Chart and figure data:
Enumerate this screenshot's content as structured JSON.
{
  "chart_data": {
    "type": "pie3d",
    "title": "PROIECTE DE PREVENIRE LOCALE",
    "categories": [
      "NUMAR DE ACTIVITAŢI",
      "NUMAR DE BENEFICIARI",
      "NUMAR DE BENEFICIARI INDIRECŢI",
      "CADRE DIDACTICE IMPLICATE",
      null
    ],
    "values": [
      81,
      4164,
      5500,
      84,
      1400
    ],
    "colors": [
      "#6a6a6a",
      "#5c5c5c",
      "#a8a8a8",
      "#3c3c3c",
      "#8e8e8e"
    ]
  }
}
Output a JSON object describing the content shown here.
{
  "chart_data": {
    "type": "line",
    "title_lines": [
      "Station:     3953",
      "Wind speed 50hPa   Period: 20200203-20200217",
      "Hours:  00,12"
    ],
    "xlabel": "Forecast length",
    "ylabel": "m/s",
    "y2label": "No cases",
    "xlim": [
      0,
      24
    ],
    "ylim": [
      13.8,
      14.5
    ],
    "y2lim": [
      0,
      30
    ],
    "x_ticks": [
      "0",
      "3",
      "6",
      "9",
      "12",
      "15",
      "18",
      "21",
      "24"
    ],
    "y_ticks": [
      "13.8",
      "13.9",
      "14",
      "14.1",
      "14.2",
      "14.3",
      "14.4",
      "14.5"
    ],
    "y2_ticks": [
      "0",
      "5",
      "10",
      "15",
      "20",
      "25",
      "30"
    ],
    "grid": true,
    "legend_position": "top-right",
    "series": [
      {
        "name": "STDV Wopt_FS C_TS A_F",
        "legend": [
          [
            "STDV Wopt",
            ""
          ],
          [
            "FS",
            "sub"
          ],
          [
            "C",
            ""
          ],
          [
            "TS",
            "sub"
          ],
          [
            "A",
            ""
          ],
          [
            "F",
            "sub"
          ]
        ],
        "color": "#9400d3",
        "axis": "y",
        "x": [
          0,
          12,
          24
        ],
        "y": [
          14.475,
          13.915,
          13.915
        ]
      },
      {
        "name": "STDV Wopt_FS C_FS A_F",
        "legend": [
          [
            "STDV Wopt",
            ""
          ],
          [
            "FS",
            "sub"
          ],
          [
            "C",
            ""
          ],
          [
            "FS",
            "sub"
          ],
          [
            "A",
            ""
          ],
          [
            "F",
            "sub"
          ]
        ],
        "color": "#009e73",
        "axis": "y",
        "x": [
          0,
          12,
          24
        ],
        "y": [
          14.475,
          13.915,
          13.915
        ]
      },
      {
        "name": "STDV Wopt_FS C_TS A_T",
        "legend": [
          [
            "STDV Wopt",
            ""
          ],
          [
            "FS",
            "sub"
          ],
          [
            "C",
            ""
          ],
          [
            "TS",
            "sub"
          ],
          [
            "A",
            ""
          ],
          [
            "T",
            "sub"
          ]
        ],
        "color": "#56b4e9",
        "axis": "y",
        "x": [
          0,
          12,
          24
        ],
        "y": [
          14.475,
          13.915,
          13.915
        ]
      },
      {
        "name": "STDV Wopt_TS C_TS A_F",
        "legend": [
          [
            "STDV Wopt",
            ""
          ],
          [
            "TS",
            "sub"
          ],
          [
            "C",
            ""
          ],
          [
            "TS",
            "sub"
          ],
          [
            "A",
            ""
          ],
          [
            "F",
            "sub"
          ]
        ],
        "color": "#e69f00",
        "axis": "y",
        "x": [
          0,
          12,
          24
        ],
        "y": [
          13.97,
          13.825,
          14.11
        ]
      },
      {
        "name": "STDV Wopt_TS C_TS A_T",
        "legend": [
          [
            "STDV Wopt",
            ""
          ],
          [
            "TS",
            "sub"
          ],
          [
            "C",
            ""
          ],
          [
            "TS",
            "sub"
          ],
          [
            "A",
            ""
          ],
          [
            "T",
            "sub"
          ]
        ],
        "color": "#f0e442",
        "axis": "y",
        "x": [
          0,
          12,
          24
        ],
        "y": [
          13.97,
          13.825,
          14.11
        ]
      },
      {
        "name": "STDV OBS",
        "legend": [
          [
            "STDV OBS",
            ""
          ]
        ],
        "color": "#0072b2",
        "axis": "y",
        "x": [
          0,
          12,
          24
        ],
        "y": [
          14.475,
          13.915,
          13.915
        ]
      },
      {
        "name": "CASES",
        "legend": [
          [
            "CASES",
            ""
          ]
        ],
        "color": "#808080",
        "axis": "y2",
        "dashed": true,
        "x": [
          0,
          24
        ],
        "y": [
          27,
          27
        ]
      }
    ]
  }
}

» GOAL: Print all of the entries again, exactly as written.

» FULL RESPONSE:
Enumerate this screenshot's content as structured JSON.
{
  "chart_data": {
    "type": "pie3d",
    "title": "PROIECTE DE PREVENIRE LOCALE",
    "categories": [
      "NUMAR DE ACTIVITAŢI",
      "NUMAR DE BENEFICIARI",
      "NUMAR DE BENEFICIARI INDIRECŢI",
      "CADRE DIDACTICE IMPLICATE",
      null
    ],
    "values": [
      81,
      4164,
      5500,
      84,
      1400
    ],
    "colors": [
      "#6a6a6a",
      "#5c5c5c",
      "#a8a8a8",
      "#3c3c3c",
      "#8e8e8e"
    ]
  }
}
Output a JSON object describing the content shown here.
{
  "chart_data": {
    "type": "line",
    "title_lines": [
      "Station:     3953",
      "Wind speed 50hPa   Period: 20200203-20200217",
      "Hours:  00,12"
    ],
    "xlabel": "Forecast length",
    "ylabel": "m/s",
    "y2label": "No cases",
    "xlim": [
      0,
      24
    ],
    "ylim": [
      13.8,
      14.5
    ],
    "y2lim": [
      0,
      30
    ],
    "x_ticks": [
      "0",
      "3",
      "6",
      "9",
      "12",
      "15",
      "18",
      "21",
      "24"
    ],
    "y_ticks": [
      "13.8",
      "13.9",
      "14",
      "14.1",
      "14.2",
      "14.3",
      "14.4",
      "14.5"
    ],
    "y2_ticks": [
      "0",
      "5",
      "10",
      "15",
      "20",
      "25",
      "30"
    ],
    "grid": true,
    "legend_position": "top-right",
    "series": [
      {
        "name": "STDV Wopt_FS C_TS A_F",
        "legend": [
          [
            "STDV Wopt",
            ""
          ],
          [
            "FS",
            "sub"
          ],
          [
            "C",
            ""
          ],
          [
            "TS",
            "sub"
          ],
          [
            "A",
            ""
          ],
          [
            "F",
            "sub"
          ]
        ],
        "color": "#9400d3",
        "axis": "y",
        "x": [
          0,
          12,
          24
        ],
        "y": [
          14.475,
          13.915,
          13.915
        ]
      },
      {
        "name": "STDV Wopt_FS C_FS A_F",
        "legend": [
          [
            "STDV Wopt",
            ""
          ],
          [
            "FS",
            "sub"
          ],
          [
            "C",
            ""
          ],
          [
            "FS",
            "sub"
          ],
          [
            "A",
            ""
          ],
          [
            "F",
            "sub"
          ]
        ],
        "color": "#009e73",
        "axis": "y",
        "x": [
          0,
          12,
          24
        ],
        "y": [
          14.475,
          13.915,
          13.915
        ]
      },
      {
        "name": "STDV Wopt_FS C_TS A_T",
        "legend": [
          [
            "STDV Wopt",
            ""
          ],
          [
            "FS",
            "sub"
          ],
          [
            "C",
            ""
          ],
          [
            "TS",
            "sub"
          ],
          [
            "A",
            ""
          ],
          [
            "T",
            "sub"
          ]
        ],
        "color": "#56b4e9",
        "axis": "y",
        "x": [
          0,
          12,
          24
        ],
        "y": [
          14.475,
          13.915,
          13.915
        ]
      },
      {
        "name": "STDV Wopt_TS C_TS A_F",
        "legend": [
          [
            "STDV Wopt",
            ""
          ],
          [
            "TS",
            "sub"
          ],
          [
            "C",
            ""
          ],
          [
            "TS",
            "sub"
          ],
          [
            "A",
            ""
          ],
          [
            "F",
            "sub"
          ]
        ],
        "color": "#e69f00",
        "axis": "y",
        "x": [
          0,
          12,
          24
        ],
        "y": [
          13.97,
          13.825,
          14.11
        ]
      },
      {
        "name": "STDV Wopt_TS C_TS A_T",
        "legend": [
          [
            "STDV Wopt",
            ""
          ],
          [
            "TS",
            "sub"
          ],
          [
            "C",
            ""
          ],
          [
            "TS",
            "sub"
          ],
          [
            "A",
            ""
          ],
          [
            "T",
            "sub"
          ]
        ],
        "color": "#f0e442",
        "axis": "y",
        "x": [
          0,
          12,
          24
        ],
        "y": [
          13.97,
          13.825,
          14.11
        ]
      },
      {
        "name": "STDV OBS",
        "legend": [
          [
            "STDV OBS",
            ""
          ]
        ],
        "color": "#0072b2",
        "axis": "y",
        "x": [
          0,
          12,
          24
        ],
        "y": [
          14.475,
          13.915,
          13.915
        ]
      },
      {
        "name": "CASES",
        "legend": [
          [
            "CASES",
            ""
          ]
        ],
        "color": "#808080",
        "axis": "y2",
        "dashed": true,
        "x": [
          0,
          24
        ],
        "y": [
          27,
          27
        ]
      }
    ]
  }
}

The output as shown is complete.